[Figure content listings]
============================================================

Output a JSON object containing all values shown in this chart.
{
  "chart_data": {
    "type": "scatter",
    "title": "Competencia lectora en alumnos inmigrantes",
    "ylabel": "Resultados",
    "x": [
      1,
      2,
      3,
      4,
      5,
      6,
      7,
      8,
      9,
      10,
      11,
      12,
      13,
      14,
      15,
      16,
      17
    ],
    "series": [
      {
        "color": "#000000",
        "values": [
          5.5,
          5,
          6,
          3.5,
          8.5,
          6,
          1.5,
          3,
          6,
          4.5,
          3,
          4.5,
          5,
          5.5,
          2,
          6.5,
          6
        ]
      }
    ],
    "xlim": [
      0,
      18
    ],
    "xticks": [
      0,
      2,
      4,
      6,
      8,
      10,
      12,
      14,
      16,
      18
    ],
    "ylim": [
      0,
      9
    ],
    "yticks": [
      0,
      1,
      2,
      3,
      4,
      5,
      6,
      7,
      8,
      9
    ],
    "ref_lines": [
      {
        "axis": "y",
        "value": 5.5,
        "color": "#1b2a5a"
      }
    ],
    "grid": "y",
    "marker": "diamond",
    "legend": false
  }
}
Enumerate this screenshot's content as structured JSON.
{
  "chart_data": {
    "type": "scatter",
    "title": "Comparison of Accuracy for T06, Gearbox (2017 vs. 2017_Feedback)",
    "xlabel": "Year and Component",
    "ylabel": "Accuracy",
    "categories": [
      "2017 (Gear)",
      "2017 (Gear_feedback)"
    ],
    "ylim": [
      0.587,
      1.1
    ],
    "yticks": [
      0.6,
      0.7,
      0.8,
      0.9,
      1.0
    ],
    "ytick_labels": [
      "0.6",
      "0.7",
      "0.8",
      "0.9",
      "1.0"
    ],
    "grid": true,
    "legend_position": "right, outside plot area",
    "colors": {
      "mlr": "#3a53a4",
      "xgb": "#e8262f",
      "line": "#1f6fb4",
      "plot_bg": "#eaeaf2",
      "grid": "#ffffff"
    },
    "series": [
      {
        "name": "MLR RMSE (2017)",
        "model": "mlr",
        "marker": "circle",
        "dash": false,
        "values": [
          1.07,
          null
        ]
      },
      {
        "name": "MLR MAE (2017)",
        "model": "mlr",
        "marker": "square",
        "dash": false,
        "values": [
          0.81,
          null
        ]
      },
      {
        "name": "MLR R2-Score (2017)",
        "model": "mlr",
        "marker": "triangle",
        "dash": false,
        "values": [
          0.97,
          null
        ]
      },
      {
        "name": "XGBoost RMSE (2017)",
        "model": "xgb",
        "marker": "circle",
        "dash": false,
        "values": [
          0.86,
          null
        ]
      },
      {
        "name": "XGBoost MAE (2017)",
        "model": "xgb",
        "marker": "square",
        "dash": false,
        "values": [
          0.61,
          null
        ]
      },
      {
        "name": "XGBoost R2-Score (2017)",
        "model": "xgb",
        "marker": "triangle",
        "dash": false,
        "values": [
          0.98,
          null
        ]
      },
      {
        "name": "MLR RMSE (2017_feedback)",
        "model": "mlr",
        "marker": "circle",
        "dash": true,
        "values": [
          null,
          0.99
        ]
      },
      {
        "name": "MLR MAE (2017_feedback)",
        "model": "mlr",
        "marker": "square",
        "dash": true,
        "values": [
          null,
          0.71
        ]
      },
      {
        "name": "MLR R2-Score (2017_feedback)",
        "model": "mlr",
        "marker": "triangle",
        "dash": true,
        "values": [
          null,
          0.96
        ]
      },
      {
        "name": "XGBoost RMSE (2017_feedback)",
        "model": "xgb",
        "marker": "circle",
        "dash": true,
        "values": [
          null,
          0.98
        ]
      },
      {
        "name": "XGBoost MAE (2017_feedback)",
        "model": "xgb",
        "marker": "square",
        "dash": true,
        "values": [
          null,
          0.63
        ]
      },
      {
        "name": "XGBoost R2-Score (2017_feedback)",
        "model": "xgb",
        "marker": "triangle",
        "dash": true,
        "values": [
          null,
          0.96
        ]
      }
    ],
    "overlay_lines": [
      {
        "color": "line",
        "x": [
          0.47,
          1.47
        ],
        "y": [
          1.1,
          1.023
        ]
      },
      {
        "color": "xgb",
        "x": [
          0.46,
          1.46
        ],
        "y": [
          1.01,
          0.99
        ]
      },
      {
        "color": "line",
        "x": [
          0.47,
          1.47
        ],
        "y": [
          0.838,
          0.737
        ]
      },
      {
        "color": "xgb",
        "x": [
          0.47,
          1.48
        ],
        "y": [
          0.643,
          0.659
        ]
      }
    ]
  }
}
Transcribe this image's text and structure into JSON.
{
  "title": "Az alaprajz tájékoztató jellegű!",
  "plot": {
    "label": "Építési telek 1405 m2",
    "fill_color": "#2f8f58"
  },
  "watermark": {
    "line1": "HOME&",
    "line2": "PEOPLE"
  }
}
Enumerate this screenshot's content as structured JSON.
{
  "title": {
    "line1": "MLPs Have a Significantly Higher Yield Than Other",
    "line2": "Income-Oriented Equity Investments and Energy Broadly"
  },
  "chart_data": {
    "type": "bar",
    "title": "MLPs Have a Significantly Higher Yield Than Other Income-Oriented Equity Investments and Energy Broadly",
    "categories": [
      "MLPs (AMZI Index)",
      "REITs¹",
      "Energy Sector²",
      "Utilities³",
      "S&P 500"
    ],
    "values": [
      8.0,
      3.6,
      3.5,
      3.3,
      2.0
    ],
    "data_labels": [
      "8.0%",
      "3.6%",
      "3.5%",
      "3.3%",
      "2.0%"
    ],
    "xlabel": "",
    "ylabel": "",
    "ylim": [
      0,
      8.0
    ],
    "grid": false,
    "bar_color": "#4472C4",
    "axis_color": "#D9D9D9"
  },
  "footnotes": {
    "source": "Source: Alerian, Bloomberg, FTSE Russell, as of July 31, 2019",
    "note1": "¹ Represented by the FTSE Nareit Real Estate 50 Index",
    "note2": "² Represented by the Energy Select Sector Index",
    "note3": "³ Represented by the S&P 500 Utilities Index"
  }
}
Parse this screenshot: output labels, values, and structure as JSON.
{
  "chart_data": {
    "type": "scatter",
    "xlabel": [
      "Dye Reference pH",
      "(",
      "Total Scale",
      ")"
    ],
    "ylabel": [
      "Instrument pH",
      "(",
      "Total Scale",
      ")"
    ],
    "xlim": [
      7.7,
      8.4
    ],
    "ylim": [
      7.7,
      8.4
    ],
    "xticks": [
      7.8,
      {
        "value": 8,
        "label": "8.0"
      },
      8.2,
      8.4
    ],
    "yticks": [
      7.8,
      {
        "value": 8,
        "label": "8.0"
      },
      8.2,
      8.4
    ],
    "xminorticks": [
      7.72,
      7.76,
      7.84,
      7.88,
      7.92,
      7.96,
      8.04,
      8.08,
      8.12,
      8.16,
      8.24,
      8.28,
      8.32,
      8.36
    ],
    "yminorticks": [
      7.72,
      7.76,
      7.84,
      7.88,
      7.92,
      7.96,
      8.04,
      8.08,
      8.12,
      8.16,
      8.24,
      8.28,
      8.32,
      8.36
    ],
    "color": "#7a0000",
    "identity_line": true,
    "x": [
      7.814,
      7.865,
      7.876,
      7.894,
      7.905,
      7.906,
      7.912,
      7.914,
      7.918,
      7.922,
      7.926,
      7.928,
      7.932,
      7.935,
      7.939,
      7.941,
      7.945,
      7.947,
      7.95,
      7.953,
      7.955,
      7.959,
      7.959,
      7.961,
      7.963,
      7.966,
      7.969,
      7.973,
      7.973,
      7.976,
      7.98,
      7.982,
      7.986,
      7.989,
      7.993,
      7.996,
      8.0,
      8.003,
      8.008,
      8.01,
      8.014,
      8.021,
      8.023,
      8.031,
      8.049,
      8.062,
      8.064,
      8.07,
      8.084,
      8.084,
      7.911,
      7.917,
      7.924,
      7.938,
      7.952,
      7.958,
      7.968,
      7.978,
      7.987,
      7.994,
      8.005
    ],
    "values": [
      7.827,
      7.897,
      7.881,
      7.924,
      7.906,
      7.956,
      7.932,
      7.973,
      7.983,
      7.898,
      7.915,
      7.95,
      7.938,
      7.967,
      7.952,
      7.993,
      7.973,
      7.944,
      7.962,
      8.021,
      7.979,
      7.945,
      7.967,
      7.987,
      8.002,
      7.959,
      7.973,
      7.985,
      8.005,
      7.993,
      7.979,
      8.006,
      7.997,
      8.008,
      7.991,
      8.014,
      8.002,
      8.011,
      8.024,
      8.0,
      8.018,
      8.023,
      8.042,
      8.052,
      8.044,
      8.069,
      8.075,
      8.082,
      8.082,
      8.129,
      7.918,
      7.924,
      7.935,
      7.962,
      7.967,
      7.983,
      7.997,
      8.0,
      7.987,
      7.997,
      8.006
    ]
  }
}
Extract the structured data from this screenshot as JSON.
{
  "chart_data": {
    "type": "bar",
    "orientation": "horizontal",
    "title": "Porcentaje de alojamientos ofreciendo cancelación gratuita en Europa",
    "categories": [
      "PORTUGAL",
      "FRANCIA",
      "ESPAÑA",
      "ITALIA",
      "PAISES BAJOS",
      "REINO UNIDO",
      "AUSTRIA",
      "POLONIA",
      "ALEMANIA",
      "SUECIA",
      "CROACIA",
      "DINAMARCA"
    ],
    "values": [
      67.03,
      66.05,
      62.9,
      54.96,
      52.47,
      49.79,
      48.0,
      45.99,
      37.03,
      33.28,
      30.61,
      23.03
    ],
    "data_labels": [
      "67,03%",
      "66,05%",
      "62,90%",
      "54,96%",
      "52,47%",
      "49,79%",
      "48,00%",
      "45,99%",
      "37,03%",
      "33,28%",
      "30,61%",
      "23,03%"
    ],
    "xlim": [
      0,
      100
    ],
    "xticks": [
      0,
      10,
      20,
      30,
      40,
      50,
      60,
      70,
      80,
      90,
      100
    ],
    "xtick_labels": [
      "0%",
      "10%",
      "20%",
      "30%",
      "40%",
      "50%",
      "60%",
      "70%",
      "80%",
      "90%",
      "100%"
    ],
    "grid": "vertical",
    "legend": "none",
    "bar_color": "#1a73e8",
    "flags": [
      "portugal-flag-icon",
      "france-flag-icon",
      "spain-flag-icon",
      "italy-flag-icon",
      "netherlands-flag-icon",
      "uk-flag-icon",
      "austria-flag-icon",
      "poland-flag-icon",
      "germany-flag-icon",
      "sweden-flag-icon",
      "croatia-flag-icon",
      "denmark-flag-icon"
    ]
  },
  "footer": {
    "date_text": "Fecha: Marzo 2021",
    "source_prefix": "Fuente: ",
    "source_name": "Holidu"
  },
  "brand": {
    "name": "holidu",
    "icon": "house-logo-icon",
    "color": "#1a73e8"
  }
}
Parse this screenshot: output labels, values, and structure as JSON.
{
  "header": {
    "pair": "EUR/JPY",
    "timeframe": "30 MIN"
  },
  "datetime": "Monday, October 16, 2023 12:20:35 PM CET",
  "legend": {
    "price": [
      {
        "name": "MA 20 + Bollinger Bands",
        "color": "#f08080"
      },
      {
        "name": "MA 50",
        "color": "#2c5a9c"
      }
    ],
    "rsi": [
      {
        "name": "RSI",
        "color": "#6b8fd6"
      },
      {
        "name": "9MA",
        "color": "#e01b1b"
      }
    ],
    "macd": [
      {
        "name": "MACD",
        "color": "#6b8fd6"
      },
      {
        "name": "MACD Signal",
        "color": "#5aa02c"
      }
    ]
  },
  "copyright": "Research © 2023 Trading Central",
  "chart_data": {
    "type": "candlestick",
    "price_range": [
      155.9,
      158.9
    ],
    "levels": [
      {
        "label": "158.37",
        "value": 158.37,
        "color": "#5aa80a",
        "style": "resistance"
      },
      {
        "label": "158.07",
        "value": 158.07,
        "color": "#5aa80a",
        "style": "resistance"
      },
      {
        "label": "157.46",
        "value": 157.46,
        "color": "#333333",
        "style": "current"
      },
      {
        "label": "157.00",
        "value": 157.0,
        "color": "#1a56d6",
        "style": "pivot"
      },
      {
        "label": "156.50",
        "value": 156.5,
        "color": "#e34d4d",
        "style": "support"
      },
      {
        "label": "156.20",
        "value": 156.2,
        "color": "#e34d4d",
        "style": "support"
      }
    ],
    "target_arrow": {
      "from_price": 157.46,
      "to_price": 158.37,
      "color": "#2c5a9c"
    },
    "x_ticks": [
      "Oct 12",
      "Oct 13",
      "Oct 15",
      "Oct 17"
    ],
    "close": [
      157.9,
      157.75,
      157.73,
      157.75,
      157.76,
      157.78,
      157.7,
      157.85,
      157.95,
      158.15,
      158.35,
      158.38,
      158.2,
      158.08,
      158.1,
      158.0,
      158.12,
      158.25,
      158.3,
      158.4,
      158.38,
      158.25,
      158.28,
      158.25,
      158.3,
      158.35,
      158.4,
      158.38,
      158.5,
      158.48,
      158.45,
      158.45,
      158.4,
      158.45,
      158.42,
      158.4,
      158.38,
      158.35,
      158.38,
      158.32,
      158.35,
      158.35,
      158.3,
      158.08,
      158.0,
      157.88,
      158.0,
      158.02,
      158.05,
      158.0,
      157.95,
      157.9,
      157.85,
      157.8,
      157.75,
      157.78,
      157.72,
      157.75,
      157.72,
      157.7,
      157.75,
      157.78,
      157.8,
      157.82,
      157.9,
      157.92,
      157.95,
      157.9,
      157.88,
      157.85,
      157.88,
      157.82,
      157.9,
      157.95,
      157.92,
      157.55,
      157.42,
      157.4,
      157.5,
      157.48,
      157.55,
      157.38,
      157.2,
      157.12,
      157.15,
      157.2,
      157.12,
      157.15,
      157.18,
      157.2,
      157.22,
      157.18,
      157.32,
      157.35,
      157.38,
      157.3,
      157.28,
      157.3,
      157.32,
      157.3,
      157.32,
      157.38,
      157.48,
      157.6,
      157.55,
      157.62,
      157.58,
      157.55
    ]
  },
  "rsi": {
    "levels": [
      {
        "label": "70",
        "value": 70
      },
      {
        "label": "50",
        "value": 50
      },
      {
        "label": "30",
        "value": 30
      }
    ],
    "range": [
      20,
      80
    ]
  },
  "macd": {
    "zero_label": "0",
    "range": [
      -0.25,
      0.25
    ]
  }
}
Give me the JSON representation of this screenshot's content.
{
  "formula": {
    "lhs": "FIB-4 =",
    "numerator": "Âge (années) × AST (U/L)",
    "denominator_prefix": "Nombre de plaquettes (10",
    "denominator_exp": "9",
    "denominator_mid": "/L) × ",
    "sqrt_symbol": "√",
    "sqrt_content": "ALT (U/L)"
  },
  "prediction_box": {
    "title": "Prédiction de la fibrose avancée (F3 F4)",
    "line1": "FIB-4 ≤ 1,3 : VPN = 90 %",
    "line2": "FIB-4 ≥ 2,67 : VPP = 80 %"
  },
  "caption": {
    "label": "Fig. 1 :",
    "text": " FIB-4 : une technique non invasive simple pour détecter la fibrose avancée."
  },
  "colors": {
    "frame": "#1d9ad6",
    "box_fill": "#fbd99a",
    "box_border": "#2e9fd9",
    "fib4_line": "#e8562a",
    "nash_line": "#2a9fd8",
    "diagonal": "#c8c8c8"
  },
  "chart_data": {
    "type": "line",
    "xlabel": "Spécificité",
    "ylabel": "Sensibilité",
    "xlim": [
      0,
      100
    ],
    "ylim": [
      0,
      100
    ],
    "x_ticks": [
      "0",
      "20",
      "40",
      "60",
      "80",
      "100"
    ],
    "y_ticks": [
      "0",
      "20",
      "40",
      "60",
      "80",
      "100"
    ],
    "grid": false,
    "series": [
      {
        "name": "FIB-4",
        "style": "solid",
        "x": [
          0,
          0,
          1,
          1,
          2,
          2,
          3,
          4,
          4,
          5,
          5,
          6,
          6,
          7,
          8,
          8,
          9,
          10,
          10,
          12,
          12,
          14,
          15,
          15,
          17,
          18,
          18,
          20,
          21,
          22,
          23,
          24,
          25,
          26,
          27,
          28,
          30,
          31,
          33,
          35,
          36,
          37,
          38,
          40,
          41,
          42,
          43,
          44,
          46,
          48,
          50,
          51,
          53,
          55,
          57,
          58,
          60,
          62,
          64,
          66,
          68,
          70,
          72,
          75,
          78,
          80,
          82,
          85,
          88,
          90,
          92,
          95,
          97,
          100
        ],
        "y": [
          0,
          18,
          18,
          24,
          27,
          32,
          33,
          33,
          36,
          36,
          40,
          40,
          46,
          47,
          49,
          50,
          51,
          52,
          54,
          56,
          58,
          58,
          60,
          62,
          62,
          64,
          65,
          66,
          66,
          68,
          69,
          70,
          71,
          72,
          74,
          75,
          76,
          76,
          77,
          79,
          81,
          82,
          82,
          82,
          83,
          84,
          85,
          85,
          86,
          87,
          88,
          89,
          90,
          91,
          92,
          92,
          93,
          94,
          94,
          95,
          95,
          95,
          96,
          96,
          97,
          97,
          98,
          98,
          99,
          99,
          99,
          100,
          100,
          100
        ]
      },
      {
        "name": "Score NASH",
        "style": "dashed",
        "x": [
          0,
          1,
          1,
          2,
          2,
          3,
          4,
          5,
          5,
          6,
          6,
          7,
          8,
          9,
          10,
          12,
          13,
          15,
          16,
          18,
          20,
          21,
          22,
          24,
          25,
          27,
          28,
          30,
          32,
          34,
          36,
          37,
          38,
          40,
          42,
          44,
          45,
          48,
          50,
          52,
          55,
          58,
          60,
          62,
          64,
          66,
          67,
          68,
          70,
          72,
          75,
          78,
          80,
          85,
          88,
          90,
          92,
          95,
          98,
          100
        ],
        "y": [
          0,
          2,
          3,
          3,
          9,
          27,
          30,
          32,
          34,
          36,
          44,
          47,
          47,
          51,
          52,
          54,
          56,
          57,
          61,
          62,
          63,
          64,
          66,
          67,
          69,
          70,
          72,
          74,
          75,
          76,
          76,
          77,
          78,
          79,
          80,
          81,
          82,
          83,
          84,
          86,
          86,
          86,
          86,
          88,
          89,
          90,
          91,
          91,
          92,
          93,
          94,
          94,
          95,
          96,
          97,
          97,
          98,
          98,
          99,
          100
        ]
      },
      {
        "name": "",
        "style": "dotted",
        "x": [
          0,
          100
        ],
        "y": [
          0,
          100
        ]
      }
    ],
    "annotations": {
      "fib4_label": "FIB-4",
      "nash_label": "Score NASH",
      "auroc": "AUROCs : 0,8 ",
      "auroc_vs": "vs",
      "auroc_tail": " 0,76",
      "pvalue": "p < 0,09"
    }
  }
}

============================================================

Job: Where a line holds the string "Index", copy that line.

Solution to the exercise:
      "MLPs (AMZI Index)",
    "note1": "¹ Represented by the FTSE Nareit Real Estate 50 Index",
    "note2": "² Represented by the Energy Select Sector Index",
    "note3": "³ Represented by the S&P 500 Utilities Index"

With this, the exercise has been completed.